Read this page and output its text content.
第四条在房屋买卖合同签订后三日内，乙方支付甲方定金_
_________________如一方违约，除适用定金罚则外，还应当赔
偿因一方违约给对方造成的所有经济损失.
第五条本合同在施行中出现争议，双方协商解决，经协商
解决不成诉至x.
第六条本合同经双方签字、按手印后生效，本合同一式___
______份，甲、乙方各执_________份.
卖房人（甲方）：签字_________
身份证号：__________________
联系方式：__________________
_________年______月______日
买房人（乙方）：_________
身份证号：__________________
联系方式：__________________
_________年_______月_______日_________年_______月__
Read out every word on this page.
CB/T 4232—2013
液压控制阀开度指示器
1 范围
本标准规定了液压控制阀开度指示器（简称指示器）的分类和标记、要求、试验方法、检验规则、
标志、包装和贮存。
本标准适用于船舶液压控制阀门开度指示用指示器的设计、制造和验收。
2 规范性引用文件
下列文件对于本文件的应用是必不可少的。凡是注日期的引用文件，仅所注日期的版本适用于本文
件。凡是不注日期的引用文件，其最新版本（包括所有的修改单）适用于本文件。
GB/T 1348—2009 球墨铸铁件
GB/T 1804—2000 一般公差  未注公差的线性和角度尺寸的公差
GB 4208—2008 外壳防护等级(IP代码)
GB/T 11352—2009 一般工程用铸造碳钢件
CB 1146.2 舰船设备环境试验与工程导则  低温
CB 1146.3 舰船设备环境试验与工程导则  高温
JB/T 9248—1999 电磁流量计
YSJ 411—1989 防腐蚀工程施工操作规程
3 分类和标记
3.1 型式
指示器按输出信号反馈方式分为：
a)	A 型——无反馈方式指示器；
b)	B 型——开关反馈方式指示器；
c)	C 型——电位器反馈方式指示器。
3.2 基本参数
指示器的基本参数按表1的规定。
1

▸ **Request**:
Lines that include the word "page" are to be extracted from the data above.

▸ **Written response**:
Read this page and output its text content.
Read out every word on this page.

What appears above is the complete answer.